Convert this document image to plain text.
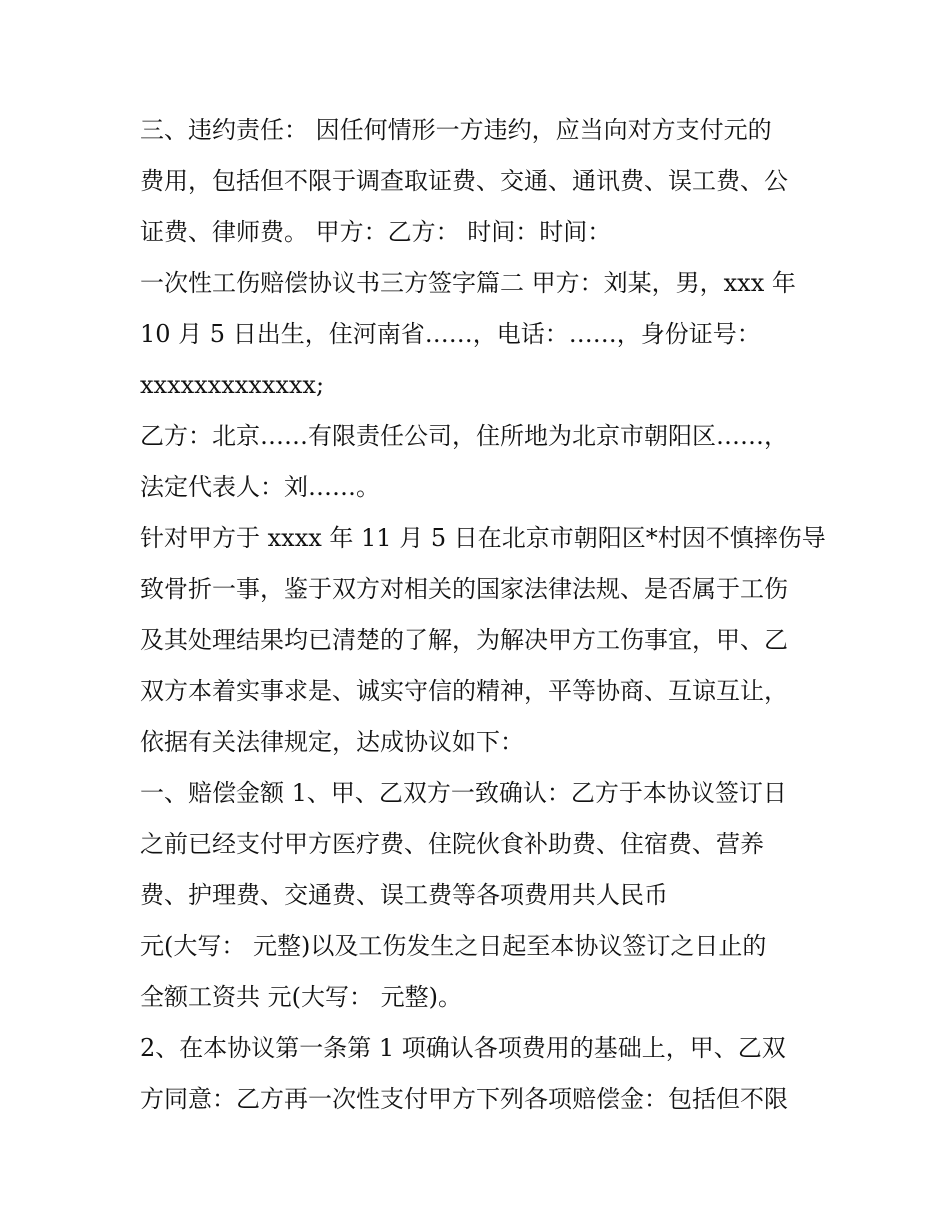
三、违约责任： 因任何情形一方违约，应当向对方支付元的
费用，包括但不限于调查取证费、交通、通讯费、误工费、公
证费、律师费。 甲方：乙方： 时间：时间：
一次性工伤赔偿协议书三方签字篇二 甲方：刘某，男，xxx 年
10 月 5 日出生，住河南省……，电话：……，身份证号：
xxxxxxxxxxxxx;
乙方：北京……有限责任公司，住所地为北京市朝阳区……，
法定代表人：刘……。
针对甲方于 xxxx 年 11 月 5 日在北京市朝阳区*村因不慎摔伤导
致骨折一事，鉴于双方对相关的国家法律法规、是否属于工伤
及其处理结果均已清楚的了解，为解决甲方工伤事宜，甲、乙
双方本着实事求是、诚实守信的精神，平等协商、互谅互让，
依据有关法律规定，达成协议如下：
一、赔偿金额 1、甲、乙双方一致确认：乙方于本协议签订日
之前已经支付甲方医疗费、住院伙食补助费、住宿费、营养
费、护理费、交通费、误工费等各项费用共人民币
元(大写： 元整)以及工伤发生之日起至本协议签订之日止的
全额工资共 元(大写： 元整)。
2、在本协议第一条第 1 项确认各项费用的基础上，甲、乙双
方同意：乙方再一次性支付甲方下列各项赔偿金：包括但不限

***

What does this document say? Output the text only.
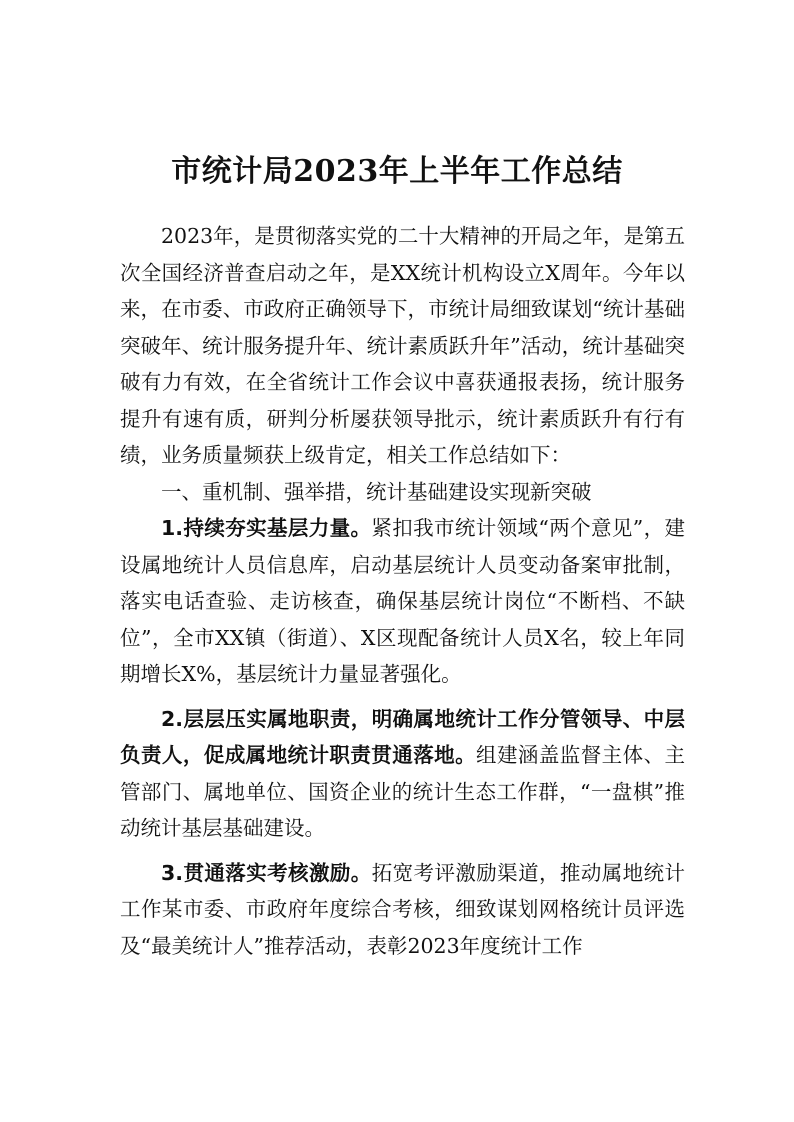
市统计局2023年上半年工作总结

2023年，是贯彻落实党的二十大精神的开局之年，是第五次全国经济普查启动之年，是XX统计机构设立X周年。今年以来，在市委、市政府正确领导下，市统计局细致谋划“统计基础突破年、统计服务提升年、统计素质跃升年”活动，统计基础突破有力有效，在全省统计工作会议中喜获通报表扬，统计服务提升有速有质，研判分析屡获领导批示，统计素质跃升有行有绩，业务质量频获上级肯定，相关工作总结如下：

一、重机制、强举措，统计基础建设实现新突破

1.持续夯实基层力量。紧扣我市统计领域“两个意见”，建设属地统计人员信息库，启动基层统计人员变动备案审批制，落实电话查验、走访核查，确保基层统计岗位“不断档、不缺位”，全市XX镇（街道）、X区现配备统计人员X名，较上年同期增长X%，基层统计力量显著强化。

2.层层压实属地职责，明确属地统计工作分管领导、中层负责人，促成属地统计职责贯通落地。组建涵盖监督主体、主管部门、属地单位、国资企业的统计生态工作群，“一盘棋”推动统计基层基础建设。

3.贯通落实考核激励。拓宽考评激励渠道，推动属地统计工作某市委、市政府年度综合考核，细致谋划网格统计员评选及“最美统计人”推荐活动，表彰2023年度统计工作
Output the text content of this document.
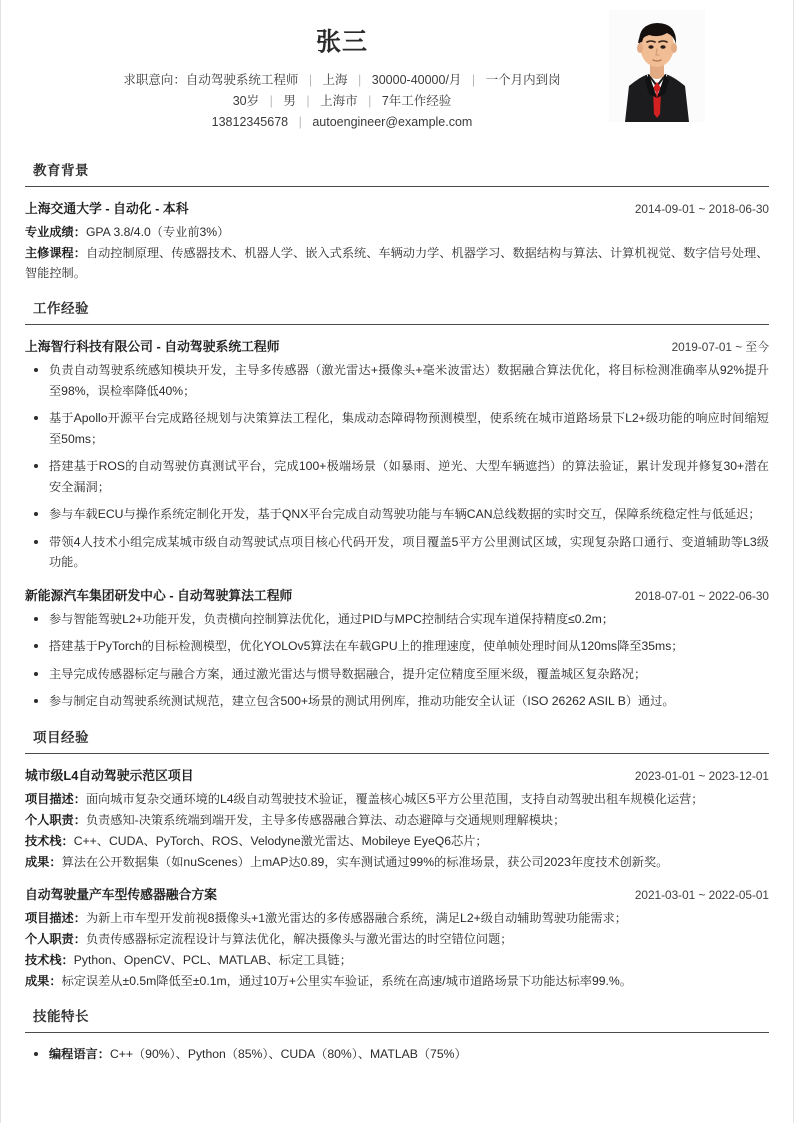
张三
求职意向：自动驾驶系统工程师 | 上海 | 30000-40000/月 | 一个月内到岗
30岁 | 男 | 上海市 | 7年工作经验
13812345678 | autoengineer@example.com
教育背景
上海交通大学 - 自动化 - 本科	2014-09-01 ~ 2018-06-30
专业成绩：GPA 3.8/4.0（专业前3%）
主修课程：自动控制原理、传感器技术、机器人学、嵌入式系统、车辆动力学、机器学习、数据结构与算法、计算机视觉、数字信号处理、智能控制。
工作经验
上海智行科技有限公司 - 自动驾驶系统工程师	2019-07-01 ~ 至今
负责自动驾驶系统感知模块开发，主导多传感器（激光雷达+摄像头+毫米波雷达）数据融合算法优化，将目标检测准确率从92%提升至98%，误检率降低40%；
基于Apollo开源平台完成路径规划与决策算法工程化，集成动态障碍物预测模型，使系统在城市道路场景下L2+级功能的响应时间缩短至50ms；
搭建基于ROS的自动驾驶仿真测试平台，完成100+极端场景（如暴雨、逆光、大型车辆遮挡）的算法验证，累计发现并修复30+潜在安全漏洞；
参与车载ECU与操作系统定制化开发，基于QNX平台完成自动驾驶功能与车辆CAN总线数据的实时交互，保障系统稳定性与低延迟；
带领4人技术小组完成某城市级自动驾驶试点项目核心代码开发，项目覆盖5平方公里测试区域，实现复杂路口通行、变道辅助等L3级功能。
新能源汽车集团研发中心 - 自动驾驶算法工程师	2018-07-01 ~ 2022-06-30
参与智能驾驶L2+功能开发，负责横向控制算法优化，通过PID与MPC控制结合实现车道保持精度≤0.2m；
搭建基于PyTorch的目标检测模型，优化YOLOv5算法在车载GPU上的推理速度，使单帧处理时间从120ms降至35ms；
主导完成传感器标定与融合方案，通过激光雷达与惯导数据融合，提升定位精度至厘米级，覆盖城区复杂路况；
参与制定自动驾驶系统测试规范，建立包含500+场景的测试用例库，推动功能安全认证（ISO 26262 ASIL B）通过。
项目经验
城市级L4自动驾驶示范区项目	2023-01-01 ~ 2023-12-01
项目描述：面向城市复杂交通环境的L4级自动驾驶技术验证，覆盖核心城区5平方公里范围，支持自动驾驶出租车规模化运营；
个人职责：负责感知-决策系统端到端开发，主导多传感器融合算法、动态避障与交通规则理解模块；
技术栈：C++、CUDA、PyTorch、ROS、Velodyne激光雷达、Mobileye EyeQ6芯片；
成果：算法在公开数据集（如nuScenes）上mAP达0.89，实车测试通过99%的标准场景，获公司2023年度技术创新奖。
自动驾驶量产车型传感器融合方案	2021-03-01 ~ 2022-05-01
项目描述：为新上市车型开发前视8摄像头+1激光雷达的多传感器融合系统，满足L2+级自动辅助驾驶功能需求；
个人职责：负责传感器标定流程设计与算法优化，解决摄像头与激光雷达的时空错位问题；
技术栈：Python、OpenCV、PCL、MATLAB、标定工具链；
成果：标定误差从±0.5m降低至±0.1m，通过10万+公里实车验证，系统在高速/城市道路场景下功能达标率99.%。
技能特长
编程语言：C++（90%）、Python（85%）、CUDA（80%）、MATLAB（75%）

***

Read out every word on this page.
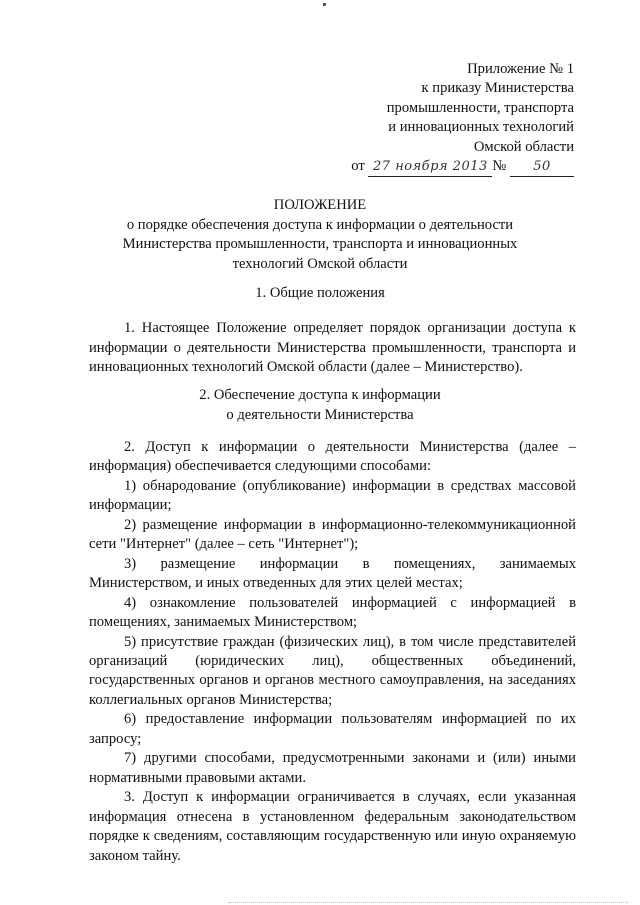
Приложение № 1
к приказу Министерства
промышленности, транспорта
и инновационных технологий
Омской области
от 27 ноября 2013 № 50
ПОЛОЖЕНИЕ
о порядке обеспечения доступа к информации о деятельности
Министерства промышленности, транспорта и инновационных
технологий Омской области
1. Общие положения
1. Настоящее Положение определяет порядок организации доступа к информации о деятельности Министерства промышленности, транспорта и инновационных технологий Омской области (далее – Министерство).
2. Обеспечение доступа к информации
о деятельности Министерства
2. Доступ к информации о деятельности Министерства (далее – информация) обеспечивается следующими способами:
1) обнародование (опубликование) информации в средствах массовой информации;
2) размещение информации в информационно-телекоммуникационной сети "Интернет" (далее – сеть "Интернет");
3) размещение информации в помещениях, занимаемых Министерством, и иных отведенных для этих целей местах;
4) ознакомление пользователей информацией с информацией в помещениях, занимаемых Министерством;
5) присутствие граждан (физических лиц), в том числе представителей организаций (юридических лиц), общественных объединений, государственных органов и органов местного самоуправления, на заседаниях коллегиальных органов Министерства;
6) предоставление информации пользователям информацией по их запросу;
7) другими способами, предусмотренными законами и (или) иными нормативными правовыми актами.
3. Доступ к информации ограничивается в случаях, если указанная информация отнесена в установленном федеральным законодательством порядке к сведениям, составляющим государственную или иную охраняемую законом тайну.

***

#### Problem to work on:
Return each line of the data that contains the string "технологий".

#### Answer in full:
и инновационных технологий
технологий Омской области
1. Настоящее Положение определяет порядок организации доступа к информации о деятельности Министерства промышленности, транспорта и инновационных технологий Омской области (далее – Министерство).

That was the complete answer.